# Given task
Copy, in full, each line of the material that holds the word "herein".

# Supplied data
>> BEGIN

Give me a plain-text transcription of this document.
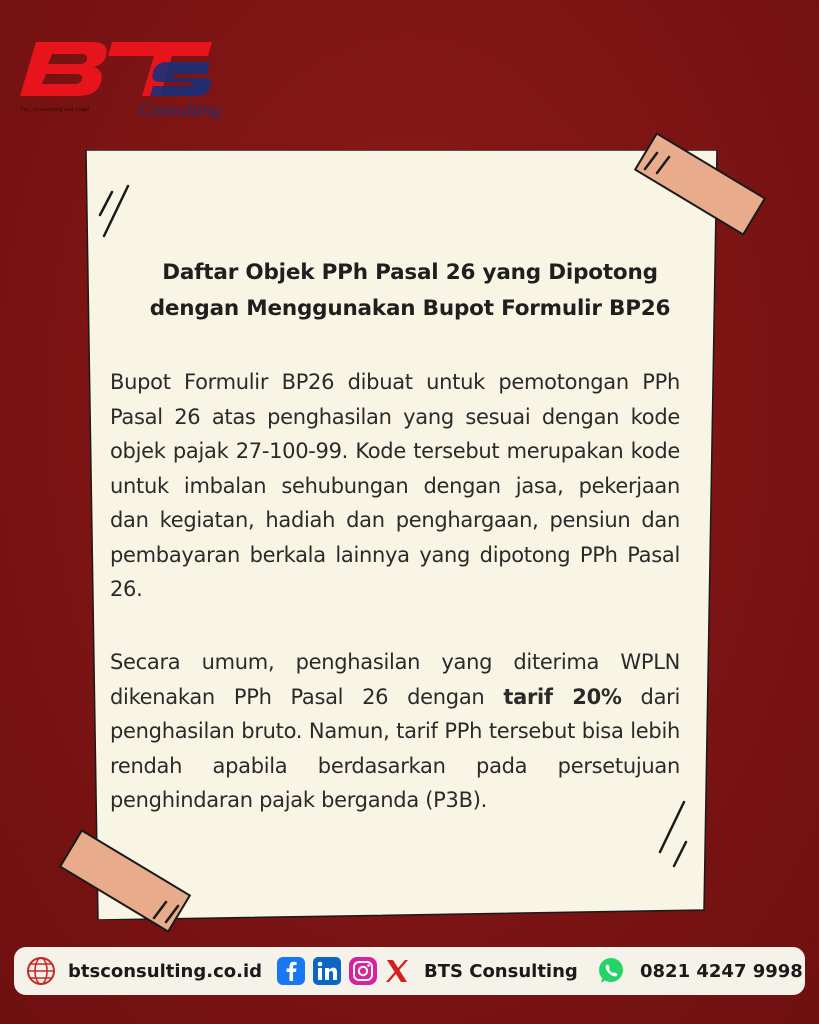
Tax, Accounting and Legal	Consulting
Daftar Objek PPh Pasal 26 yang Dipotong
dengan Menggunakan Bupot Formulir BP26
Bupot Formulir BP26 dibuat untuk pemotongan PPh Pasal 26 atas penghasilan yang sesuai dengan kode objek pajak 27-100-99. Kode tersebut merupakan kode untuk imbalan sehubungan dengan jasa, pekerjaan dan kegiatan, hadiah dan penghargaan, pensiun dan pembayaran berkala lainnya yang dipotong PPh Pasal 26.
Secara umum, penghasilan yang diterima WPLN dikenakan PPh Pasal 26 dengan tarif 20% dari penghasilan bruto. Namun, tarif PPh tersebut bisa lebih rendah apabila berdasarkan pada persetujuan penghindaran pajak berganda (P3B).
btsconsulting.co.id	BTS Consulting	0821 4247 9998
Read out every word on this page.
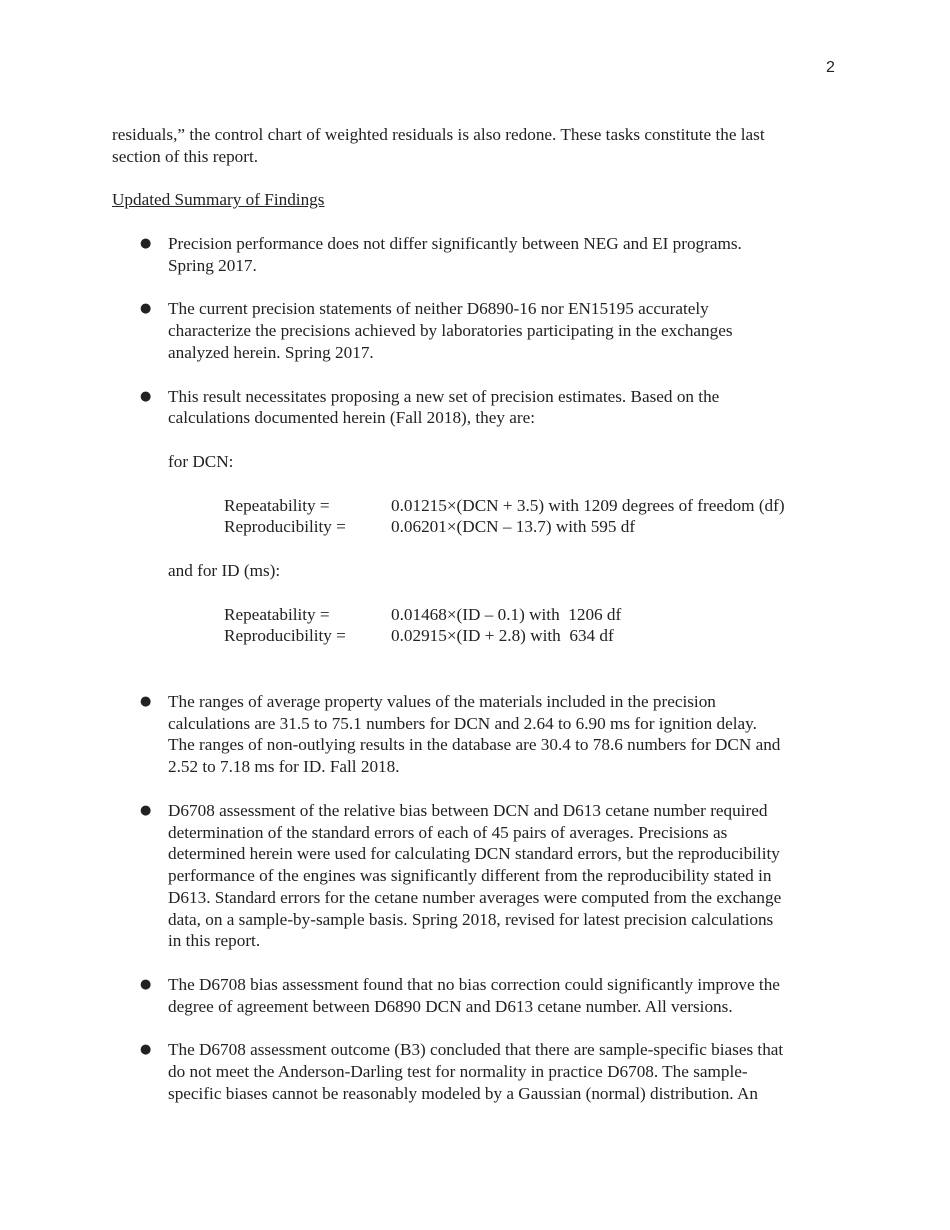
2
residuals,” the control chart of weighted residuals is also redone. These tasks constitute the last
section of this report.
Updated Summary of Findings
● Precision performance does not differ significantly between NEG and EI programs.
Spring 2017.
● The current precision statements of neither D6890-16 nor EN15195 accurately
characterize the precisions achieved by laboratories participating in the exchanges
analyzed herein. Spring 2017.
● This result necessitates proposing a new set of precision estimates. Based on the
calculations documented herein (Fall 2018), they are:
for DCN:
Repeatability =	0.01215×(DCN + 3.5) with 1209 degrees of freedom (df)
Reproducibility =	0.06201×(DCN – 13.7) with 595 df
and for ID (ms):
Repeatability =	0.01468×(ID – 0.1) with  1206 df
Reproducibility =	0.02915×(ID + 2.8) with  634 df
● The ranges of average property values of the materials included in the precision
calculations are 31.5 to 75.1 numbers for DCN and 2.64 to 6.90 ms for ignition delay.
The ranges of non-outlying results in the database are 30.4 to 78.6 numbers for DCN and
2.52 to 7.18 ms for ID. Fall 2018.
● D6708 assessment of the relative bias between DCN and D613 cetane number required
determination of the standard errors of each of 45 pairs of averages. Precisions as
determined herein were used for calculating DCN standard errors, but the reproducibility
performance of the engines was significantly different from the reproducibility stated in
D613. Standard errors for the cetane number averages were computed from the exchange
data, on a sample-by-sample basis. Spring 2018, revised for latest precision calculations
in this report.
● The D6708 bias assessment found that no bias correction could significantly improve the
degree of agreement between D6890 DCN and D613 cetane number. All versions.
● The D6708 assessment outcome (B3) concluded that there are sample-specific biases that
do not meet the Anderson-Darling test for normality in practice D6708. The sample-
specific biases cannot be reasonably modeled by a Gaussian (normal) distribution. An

>> END

# Solution below
analyzed herein. Spring 2017.
calculations documented herein (Fall 2018), they are:
determined herein were used for calculating DCN standard errors, but the reproducibility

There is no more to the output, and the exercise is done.